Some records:
** begin **
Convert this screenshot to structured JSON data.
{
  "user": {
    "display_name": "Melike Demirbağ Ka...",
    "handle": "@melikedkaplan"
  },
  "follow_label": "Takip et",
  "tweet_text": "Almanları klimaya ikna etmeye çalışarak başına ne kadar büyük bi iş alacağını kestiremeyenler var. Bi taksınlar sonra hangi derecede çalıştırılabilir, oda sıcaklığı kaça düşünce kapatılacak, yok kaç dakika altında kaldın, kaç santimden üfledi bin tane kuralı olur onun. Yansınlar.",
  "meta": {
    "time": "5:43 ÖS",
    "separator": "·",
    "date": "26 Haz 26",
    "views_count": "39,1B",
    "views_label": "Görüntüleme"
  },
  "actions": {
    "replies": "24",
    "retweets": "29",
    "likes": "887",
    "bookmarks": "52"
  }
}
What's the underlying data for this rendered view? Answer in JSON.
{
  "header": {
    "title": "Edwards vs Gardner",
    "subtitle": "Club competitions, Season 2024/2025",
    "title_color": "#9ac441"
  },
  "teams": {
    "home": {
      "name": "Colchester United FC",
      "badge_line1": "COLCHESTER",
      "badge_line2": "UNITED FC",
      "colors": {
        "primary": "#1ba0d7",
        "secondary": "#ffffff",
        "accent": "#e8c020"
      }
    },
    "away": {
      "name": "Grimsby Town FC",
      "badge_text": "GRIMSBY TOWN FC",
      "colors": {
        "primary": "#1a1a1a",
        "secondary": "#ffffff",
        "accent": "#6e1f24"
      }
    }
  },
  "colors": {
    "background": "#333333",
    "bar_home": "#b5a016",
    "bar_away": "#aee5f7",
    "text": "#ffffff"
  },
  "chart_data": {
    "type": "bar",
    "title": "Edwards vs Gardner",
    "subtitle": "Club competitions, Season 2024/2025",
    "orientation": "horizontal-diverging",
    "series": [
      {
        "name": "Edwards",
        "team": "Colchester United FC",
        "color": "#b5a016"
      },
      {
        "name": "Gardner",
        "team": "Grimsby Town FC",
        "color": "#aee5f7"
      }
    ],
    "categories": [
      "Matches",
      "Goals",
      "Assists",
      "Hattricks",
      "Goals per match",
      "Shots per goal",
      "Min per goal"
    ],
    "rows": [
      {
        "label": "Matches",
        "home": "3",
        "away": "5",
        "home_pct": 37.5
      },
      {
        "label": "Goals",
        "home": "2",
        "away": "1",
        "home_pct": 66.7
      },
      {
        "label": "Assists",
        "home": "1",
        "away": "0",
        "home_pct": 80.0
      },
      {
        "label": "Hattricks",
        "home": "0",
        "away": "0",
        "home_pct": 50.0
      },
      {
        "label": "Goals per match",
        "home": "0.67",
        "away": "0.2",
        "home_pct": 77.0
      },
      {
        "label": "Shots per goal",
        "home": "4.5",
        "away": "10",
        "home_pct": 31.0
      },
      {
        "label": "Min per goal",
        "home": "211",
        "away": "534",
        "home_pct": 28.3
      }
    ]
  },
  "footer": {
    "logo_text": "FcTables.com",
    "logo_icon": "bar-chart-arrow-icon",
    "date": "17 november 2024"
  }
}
** end **
TASK TO CARRY OUT:
Write out the entries in full, exactly as given.

EXERCISE RESPONSE:
Convert this screenshot to structured JSON data.
{
  "user": {
    "display_name": "Melike Demirbağ Ka...",
    "handle": "@melikedkaplan"
  },
  "follow_label": "Takip et",
  "tweet_text": "Almanları klimaya ikna etmeye çalışarak başına ne kadar büyük bi iş alacağını kestiremeyenler var. Bi taksınlar sonra hangi derecede çalıştırılabilir, oda sıcaklığı kaça düşünce kapatılacak, yok kaç dakika altında kaldın, kaç santimden üfledi bin tane kuralı olur onun. Yansınlar.",
  "meta": {
    "time": "5:43 ÖS",
    "separator": "·",
    "date": "26 Haz 26",
    "views_count": "39,1B",
    "views_label": "Görüntüleme"
  },
  "actions": {
    "replies": "24",
    "retweets": "29",
    "likes": "887",
    "bookmarks": "52"
  }
}
What's the underlying data for this rendered view? Answer in JSON.
{
  "header": {
    "title": "Edwards vs Gardner",
    "subtitle": "Club competitions, Season 2024/2025",
    "title_color": "#9ac441"
  },
  "teams": {
    "home": {
      "name": "Colchester United FC",
      "badge_line1": "COLCHESTER",
      "badge_line2": "UNITED FC",
      "colors": {
        "primary": "#1ba0d7",
        "secondary": "#ffffff",
        "accent": "#e8c020"
      }
    },
    "away": {
      "name": "Grimsby Town FC",
      "badge_text": "GRIMSBY TOWN FC",
      "colors": {
        "primary": "#1a1a1a",
        "secondary": "#ffffff",
        "accent": "#6e1f24"
      }
    }
  },
  "colors": {
    "background": "#333333",
    "bar_home": "#b5a016",
    "bar_away": "#aee5f7",
    "text": "#ffffff"
  },
  "chart_data": {
    "type": "bar",
    "title": "Edwards vs Gardner",
    "subtitle": "Club competitions, Season 2024/2025",
    "orientation": "horizontal-diverging",
    "series": [
      {
        "name": "Edwards",
        "team": "Colchester United FC",
        "color": "#b5a016"
      },
      {
        "name": "Gardner",
        "team": "Grimsby Town FC",
        "color": "#aee5f7"
      }
    ],
    "categories": [
      "Matches",
      "Goals",
      "Assists",
      "Hattricks",
      "Goals per match",
      "Shots per goal",
      "Min per goal"
    ],
    "rows": [
      {
        "label": "Matches",
        "home": "3",
        "away": "5",
        "home_pct": 37.5
      },
      {
        "label": "Goals",
        "home": "2",
        "away": "1",
        "home_pct": 66.7
      },
      {
        "label": "Assists",
        "home": "1",
        "away": "0",
        "home_pct": 80.0
      },
      {
        "label": "Hattricks",
        "home": "0",
        "away": "0",
        "home_pct": 50.0
      },
      {
        "label": "Goals per match",
        "home": "0.67",
        "away": "0.2",
        "home_pct": 77.0
      },
      {
        "label": "Shots per goal",
        "home": "4.5",
        "away": "10",
        "home_pct": 31.0
      },
      {
        "label": "Min per goal",
        "home": "211",
        "away": "534",
        "home_pct": 28.3
      }
    ]
  },
  "footer": {
    "logo_text": "FcTables.com",
    "logo_icon": "bar-chart-arrow-icon",
    "date": "17 november 2024"
  }
}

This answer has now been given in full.